## Start
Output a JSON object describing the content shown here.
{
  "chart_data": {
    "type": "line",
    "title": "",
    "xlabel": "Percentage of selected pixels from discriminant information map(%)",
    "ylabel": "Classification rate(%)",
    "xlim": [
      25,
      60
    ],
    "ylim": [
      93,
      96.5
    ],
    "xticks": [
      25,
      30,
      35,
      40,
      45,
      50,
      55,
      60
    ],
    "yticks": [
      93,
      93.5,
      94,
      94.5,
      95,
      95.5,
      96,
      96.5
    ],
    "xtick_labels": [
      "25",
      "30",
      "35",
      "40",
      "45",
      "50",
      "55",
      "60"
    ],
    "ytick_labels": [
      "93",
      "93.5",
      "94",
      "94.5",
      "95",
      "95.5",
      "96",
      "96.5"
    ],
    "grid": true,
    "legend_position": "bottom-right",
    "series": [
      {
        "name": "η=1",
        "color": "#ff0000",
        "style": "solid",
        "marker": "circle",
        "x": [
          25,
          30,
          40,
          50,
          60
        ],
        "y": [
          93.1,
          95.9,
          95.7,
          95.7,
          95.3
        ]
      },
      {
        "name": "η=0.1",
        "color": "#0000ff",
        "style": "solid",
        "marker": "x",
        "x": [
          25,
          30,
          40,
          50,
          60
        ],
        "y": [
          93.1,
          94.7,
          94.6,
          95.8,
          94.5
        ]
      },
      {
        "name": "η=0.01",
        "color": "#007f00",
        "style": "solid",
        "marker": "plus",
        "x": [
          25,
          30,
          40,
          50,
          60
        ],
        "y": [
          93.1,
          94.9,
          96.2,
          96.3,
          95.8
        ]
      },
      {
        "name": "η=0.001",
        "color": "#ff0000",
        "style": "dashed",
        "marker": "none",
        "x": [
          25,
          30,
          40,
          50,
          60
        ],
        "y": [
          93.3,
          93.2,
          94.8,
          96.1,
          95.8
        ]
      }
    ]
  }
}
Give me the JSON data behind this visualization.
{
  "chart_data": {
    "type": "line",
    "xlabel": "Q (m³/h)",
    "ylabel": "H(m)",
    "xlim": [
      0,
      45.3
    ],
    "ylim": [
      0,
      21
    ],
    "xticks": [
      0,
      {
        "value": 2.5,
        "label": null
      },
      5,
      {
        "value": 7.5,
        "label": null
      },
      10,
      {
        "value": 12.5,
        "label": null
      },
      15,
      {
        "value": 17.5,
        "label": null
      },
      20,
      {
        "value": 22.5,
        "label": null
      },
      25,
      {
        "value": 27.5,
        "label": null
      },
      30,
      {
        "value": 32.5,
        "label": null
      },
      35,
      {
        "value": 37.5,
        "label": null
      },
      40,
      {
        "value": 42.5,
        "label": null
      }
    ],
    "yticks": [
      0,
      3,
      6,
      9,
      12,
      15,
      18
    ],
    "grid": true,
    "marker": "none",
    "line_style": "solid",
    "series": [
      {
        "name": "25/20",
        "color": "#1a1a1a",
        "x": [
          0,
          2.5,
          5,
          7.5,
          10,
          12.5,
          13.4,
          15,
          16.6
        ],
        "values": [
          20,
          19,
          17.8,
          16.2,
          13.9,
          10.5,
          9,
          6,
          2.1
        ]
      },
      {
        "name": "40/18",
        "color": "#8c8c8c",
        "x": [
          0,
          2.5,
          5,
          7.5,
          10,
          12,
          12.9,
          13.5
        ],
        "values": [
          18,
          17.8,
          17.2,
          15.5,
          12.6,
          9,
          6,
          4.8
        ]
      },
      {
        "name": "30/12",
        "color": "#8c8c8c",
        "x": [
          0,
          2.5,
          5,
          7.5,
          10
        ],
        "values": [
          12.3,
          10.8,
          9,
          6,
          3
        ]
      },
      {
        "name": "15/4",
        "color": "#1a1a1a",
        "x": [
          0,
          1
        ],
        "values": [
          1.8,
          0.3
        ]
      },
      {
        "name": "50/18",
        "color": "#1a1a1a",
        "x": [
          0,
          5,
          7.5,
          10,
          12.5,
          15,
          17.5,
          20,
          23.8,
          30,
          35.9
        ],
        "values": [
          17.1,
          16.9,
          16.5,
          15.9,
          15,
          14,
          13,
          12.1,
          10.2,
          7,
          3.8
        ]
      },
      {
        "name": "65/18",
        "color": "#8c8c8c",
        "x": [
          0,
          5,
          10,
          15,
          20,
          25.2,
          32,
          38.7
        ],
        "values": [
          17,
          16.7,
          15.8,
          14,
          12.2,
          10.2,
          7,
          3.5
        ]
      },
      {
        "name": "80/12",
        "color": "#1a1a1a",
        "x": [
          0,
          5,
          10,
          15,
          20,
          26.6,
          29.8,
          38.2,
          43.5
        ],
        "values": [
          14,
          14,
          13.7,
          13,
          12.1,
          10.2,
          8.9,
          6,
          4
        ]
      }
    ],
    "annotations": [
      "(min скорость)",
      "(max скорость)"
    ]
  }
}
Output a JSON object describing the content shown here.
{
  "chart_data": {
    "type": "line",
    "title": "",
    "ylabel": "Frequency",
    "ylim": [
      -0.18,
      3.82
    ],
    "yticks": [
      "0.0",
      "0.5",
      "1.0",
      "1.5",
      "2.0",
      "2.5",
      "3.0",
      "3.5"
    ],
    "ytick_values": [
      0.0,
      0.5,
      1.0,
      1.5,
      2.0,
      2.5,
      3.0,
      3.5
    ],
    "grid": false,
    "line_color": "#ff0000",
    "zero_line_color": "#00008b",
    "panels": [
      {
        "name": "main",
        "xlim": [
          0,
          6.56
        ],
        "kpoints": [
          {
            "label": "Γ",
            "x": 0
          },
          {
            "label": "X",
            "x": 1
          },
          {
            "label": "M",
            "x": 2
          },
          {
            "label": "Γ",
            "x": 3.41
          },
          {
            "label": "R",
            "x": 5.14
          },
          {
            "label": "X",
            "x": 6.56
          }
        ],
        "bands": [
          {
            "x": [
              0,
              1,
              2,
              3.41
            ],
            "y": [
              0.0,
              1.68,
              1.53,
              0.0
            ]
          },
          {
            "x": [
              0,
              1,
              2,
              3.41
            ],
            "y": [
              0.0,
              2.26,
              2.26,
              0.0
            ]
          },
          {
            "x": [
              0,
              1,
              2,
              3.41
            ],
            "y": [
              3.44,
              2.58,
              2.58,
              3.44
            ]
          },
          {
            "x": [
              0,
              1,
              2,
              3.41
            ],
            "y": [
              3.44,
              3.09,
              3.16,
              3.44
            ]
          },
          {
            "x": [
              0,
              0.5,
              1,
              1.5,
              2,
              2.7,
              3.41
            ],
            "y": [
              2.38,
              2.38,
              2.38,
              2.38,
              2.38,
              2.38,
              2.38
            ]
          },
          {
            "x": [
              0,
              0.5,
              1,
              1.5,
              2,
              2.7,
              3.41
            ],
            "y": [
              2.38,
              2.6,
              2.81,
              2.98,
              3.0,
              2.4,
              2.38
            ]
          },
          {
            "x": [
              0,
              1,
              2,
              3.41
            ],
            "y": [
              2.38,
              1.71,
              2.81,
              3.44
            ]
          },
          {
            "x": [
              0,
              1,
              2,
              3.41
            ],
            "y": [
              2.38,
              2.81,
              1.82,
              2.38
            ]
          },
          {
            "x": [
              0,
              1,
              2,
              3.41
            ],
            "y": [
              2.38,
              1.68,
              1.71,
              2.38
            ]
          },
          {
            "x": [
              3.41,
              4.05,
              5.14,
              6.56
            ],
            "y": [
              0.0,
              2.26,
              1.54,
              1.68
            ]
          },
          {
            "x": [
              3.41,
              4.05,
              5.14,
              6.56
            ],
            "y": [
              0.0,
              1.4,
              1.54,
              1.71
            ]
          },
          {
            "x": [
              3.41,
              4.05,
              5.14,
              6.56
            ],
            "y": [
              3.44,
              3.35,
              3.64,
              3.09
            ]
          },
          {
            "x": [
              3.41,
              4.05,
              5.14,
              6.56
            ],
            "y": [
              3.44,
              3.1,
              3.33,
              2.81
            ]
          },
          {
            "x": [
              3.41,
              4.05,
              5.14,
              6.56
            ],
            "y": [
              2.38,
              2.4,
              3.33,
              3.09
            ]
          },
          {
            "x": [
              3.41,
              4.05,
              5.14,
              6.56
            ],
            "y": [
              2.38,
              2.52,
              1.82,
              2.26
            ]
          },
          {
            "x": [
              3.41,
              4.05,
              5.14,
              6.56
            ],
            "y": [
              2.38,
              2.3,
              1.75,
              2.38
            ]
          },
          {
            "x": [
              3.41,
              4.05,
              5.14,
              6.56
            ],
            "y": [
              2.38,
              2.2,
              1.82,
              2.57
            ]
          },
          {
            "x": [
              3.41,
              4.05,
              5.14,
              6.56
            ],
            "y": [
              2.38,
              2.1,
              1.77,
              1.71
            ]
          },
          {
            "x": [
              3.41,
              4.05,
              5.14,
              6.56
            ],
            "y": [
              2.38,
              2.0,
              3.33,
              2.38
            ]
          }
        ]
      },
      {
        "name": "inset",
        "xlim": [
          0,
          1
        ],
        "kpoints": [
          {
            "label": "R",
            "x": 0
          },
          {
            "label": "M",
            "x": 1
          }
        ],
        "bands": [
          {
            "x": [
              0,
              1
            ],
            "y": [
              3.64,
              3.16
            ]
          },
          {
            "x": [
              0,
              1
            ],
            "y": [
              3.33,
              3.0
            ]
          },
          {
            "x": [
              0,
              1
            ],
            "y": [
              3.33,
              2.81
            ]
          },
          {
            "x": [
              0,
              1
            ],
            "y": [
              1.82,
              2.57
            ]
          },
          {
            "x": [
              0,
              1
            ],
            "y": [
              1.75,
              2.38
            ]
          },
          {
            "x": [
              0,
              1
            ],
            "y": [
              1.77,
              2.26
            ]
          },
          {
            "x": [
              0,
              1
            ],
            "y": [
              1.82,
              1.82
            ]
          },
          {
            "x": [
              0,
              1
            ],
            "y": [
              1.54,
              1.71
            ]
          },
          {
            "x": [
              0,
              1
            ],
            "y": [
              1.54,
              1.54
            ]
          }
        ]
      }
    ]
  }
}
## End
From the data above, copy each line that holds "xlabel".

In response.
    "xlabel": "Percentage of selected pixels from discriminant information map(%)",
    "xlabel": "Q (m³/h)",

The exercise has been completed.